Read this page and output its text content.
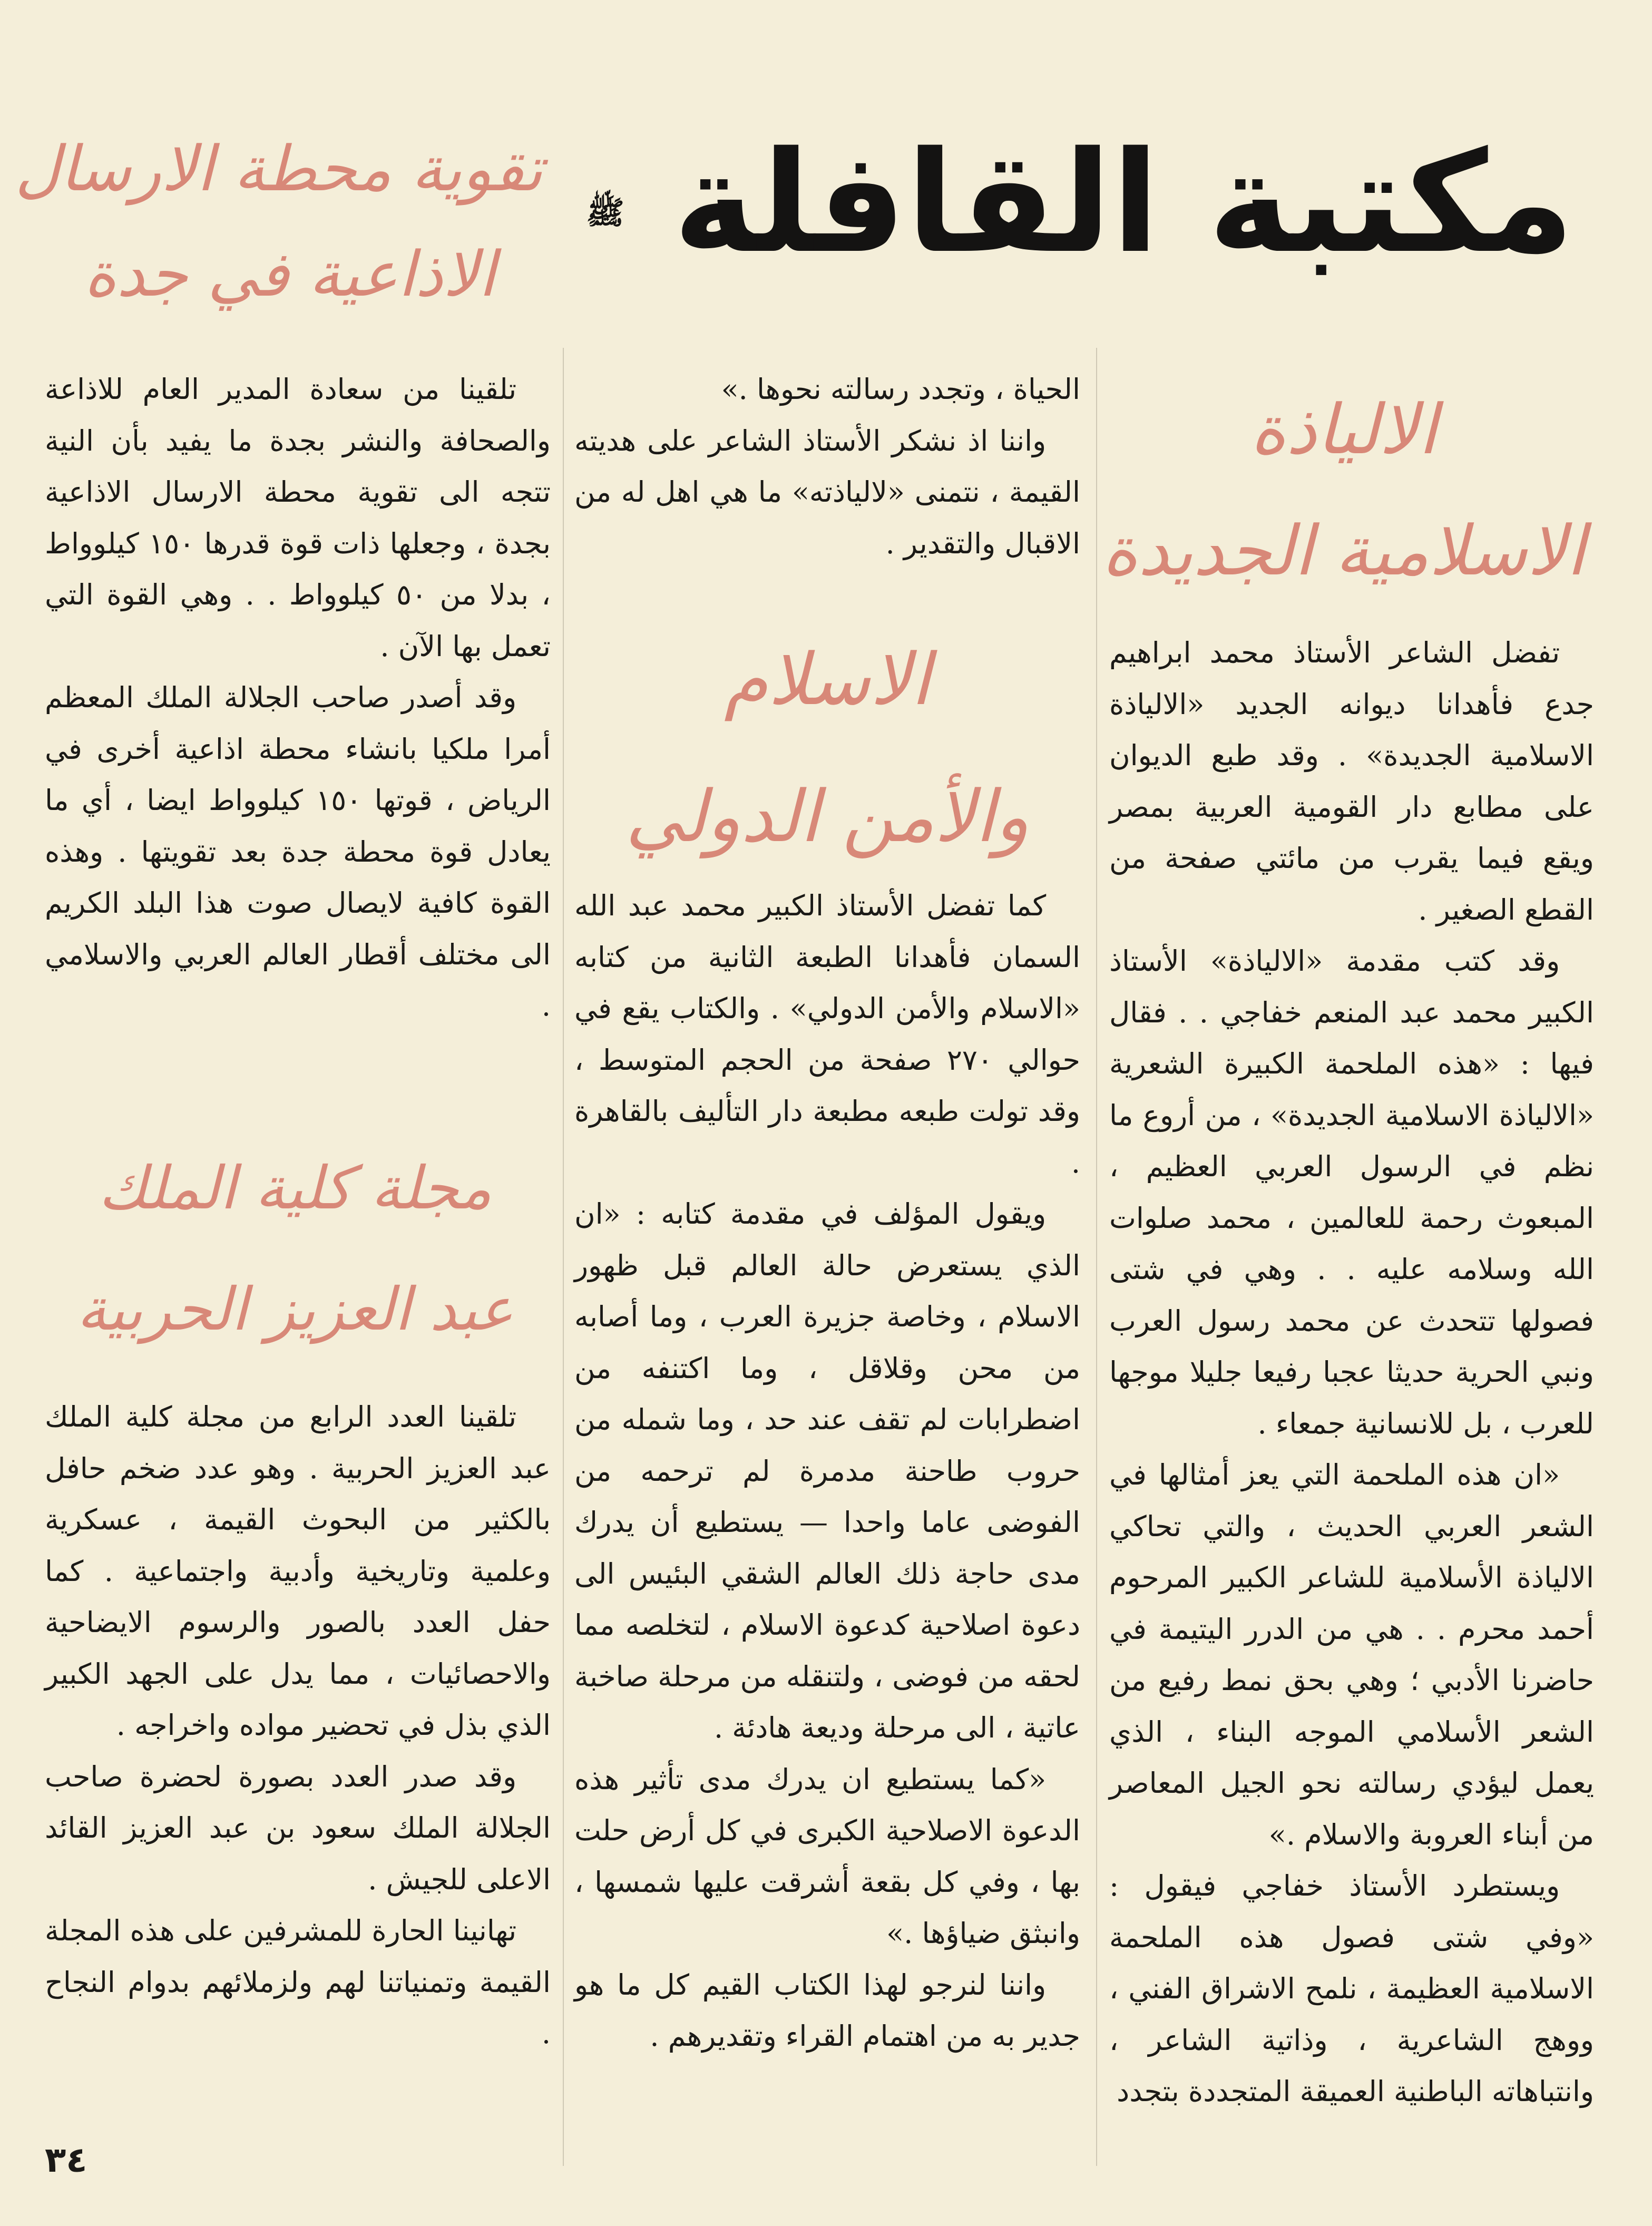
مكتبة القافلة ﷺ
تقوية محطة الارسال
الاذاعية في جدة
الالياذة
الاسلامية الجديدة

تفضل الشاعر الأستاذ محمد ابراهيم جدع فأهدانا ديوانه الجديد «الالياذة الاسلامية الجديدة» . وقد طبع الديوان على مطابع دار القومية العربية بمصر ويقع فيما يقرب من مائتي صفحة من القطع الصغير .

وقد كتب مقدمة «الالياذة» الأستاذ الكبير محمد عبد المنعم خفاجي . . فقال فيها : «هذه الملحمة الكبيرة الشعرية «الالياذة الاسلامية الجديدة» ، من أروع ما نظم في الرسول العربي العظيم ، المبعوث رحمة للعالمين ، محمد صلوات الله وسلامه عليه . . وهي في شتى فصولها تتحدث عن محمد رسول العرب ونبي الحرية حديثا عجبا رفيعا جليلا موجها للعرب ، بل للانسانية جمعاء .

«ان هذه الملحمة التي يعز أمثالها في الشعر العربي الحديث ، والتي تحاكي الالياذة الأسلامية للشاعر الكبير المرحوم أحمد محرم . . هي من الدرر اليتيمة في حاضرنا الأدبي ؛ وهي بحق نمط رفيع من الشعر الأسلامي الموجه البناء ، الذي يعمل ليؤدي رسالته نحو الجيل المعاصر من أبناء العروبة والاسلام .»

ويستطرد الأستاذ خفاجي فيقول : «وفي شتى فصول هذه الملحمة الاسلامية العظيمة ، نلمح الاشراق الفني ، ووهج الشاعرية ، وذاتية الشاعر ، وانتباهاته الباطنية العميقة المتجددة بتجدد

الحياة ، وتجدد رسالته نحوها .»

واننا اذ نشكر الأستاذ الشاعر على هديته القيمة ، نتمنى «لالياذته» ما هي اهل له من الاقبال والتقدير .

الاسلام
والأمن الدولي

كما تفضل الأستاذ الكبير محمد عبد الله السمان فأهدانا الطبعة الثانية من كتابه «الاسلام والأمن الدولي» . والكتاب يقع في حوالي ٢٧٠ صفحة من الحجم المتوسط ، وقد تولت طبعه مطبعة دار التأليف بالقاهرة .

ويقول المؤلف في مقدمة كتابه : «ان الذي يستعرض حالة العالم قبل ظهور الاسلام ، وخاصة جزيرة العرب ، وما أصابه من محن وقلاقل ، وما اكتنفه من اضطرابات لم تقف عند حد ، وما شمله من حروب طاحنة مدمرة لم ترحمه من الفوضى عاما واحدا — يستطيع أن يدرك مدى حاجة ذلك العالم الشقي البئيس الى دعوة اصلاحية كدعوة الاسلام ، لتخلصه مما لحقه من فوضى ، ولتنقله من مرحلة صاخبة عاتية ، الى مرحلة وديعة هادئة .

«كما يستطيع ان يدرك مدى تأثير هذه الدعوة الاصلاحية الكبرى في كل أرض حلت بها ، وفي كل بقعة أشرقت عليها شمسها ، وانبثق ضياؤها .»

واننا لنرجو لهذا الكتاب القيم كل ما هو جدير به من اهتمام القراء وتقديرهم .

تلقينا من سعادة المدير العام للاذاعة والصحافة والنشر بجدة ما يفيد بأن النية تتجه الى تقوية محطة الارسال الاذاعية بجدة ، وجعلها ذات قوة قدرها ١٥٠ كيلوواط ، بدلا من ٥٠ كيلوواط . . وهي القوة التي تعمل بها الآن .

وقد أصدر صاحب الجلالة الملك المعظم أمرا ملكيا بانشاء محطة اذاعية أخرى في الرياض ، قوتها ١٥٠ كيلوواط ايضا ، أي ما يعادل قوة محطة جدة بعد تقويتها . وهذه القوة كافية لايصال صوت هذا البلد الكريم الى مختلف أقطار العالم العربي والاسلامي .

مجلة كلية الملك
عبد العزيز الحربية

تلقينا العدد الرابع من مجلة كلية الملك عبد العزيز الحربية . وهو عدد ضخم حافل بالكثير من البحوث القيمة ، عسكرية وعلمية وتاريخية وأدبية واجتماعية . كما حفل العدد بالصور والرسوم الايضاحية والاحصائيات ، مما يدل على الجهد الكبير الذي بذل في تحضير مواده واخراجه .

وقد صدر العدد بصورة لحضرة صاحب الجلالة الملك سعود بن عبد العزيز القائد الاعلى للجيش .

تهانينا الحارة للمشرفين على هذه المجلة القيمة وتمنياتنا لهم ولزملائهم بدوام النجاح .

٣٤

Required work: Looking at the material above, count the lines that hold "التي" and give the total alone.

Finished answer: 2